Exercise directions >> Locate the word "value" in the entries below, then gather every line that holds it.

Data entries for graphics:
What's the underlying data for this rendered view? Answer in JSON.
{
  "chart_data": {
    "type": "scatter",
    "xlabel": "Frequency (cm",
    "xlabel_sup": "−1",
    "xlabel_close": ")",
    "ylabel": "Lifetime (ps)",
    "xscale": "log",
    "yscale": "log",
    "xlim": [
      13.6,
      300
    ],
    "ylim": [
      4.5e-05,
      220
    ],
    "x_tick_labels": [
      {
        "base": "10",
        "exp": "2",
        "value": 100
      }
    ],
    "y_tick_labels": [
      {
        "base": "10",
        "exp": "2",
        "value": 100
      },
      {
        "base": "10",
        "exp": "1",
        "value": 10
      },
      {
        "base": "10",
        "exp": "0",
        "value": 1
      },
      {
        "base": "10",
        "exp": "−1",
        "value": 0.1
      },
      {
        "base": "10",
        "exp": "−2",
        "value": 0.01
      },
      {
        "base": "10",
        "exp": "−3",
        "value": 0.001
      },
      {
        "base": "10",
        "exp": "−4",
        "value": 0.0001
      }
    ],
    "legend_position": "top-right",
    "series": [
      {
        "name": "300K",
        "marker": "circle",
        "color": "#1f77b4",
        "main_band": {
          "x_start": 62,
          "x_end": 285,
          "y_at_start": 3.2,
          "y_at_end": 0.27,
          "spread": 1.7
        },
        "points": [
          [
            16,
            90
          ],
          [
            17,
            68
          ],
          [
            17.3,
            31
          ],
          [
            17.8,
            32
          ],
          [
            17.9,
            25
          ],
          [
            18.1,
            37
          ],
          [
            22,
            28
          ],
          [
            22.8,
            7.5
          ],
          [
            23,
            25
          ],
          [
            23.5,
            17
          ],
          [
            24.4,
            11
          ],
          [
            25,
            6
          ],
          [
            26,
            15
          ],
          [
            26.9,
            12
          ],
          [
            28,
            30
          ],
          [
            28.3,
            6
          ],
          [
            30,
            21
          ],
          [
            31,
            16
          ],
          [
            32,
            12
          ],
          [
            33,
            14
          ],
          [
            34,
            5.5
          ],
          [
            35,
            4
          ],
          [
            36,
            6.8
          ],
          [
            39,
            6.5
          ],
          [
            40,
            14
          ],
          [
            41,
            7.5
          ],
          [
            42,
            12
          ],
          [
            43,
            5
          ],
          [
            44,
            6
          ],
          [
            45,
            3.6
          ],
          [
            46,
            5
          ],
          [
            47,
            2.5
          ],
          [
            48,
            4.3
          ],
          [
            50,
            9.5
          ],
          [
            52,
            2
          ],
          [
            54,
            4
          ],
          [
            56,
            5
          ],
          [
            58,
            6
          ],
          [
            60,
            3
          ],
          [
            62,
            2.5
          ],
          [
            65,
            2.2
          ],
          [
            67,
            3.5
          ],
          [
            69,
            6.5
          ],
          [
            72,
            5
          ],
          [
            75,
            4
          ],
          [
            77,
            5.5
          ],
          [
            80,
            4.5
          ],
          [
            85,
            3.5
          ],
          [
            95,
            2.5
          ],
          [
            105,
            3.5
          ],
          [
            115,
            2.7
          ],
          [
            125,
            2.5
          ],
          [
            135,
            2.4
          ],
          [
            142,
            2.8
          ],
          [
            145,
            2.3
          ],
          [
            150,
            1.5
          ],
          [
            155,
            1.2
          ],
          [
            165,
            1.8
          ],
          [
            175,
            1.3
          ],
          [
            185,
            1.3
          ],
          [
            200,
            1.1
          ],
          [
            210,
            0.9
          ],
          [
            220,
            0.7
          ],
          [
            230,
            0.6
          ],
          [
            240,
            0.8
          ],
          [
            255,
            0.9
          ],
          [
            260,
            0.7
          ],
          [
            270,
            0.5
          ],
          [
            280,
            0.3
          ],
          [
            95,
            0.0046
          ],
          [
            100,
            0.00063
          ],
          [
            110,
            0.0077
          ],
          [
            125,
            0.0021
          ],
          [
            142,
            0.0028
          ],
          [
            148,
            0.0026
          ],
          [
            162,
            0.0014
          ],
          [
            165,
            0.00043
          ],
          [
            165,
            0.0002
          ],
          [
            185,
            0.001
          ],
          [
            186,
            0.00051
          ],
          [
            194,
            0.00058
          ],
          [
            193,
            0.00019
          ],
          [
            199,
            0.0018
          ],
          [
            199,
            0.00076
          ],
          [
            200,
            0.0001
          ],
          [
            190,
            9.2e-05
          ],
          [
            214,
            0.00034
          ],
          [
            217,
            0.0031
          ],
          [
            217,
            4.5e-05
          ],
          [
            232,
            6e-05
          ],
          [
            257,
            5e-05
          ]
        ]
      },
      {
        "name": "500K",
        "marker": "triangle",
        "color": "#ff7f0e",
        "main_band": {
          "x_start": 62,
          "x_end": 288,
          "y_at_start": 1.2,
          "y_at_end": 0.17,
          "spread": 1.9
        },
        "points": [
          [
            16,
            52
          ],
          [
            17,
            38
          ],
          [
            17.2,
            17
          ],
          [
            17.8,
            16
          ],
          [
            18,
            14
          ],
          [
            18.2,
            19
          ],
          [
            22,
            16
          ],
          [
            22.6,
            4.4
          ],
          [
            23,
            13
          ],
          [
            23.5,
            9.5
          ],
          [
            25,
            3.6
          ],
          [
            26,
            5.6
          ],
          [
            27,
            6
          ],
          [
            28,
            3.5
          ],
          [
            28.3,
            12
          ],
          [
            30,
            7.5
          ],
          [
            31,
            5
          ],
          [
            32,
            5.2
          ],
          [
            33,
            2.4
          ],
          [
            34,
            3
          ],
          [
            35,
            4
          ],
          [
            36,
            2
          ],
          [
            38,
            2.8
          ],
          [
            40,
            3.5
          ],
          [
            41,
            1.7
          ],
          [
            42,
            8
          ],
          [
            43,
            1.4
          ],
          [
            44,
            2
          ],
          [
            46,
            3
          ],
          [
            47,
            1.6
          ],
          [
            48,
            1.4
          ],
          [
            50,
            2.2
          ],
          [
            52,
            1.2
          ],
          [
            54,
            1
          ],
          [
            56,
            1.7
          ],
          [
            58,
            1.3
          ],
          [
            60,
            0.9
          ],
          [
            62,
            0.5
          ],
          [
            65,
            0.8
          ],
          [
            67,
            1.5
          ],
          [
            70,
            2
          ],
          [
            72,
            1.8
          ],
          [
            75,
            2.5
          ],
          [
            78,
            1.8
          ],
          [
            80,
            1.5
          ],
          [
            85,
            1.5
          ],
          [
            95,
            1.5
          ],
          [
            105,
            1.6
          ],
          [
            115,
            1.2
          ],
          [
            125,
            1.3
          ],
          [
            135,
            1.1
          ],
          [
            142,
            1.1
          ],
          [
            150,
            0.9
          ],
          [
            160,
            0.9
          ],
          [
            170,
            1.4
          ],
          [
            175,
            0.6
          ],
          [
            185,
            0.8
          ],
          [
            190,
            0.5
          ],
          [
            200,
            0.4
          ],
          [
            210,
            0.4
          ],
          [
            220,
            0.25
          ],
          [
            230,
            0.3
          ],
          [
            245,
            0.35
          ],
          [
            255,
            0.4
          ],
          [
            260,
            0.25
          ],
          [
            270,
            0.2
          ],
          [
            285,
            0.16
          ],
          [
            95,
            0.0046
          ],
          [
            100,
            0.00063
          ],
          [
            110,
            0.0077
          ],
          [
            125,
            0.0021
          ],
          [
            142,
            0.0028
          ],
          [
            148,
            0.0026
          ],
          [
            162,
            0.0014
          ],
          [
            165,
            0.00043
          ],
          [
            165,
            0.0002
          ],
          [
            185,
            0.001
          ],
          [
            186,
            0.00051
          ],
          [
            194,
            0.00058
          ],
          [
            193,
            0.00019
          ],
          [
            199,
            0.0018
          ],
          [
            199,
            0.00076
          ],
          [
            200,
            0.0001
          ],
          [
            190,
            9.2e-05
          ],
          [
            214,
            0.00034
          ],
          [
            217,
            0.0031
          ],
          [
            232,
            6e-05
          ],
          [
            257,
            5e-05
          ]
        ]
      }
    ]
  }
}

Task output >>
        "value": 100
        "value": 100
        "value": 10
        "value": 1
        "value": 0.1
        "value": 0.01
        "value": 0.001
        "value": 0.0001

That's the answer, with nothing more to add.